Source records
= = = =
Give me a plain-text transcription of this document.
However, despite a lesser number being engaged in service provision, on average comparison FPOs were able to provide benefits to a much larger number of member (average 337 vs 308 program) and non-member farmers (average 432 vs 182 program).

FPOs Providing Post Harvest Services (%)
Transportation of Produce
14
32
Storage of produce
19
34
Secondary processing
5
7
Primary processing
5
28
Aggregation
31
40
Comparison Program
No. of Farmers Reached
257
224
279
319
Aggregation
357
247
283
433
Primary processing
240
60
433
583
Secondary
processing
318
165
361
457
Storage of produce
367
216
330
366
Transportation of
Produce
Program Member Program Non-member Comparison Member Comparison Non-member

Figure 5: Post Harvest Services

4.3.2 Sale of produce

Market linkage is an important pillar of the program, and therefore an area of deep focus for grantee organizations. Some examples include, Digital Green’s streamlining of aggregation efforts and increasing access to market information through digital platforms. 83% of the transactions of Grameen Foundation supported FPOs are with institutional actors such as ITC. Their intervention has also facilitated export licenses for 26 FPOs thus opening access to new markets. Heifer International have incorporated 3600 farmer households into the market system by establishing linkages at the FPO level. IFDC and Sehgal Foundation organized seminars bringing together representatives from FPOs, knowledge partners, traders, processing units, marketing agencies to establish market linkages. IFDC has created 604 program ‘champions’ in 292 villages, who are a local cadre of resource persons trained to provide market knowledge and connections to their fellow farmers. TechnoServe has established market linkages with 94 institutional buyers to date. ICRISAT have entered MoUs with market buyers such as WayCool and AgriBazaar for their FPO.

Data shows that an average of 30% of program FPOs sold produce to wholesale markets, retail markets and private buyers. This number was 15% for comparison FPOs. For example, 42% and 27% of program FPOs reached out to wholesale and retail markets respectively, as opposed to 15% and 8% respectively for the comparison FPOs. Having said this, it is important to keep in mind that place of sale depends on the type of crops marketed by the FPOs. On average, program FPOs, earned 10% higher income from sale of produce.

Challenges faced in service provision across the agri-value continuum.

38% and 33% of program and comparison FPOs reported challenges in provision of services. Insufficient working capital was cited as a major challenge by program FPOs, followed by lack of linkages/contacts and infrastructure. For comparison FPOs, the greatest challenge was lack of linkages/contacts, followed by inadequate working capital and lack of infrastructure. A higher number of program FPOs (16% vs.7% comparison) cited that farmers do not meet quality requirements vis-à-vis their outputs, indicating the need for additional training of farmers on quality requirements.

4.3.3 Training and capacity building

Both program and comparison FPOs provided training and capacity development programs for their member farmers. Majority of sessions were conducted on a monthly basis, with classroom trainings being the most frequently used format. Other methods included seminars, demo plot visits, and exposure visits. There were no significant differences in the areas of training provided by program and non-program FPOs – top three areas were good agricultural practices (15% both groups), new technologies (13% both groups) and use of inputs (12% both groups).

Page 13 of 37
= = = =
__SET EXERCISE__: Wherever the string "Transportation" appears in the entries above, list that line.

__ANSWER FOR THIS EXERCISE__:
Transportation of Produce
Transportation of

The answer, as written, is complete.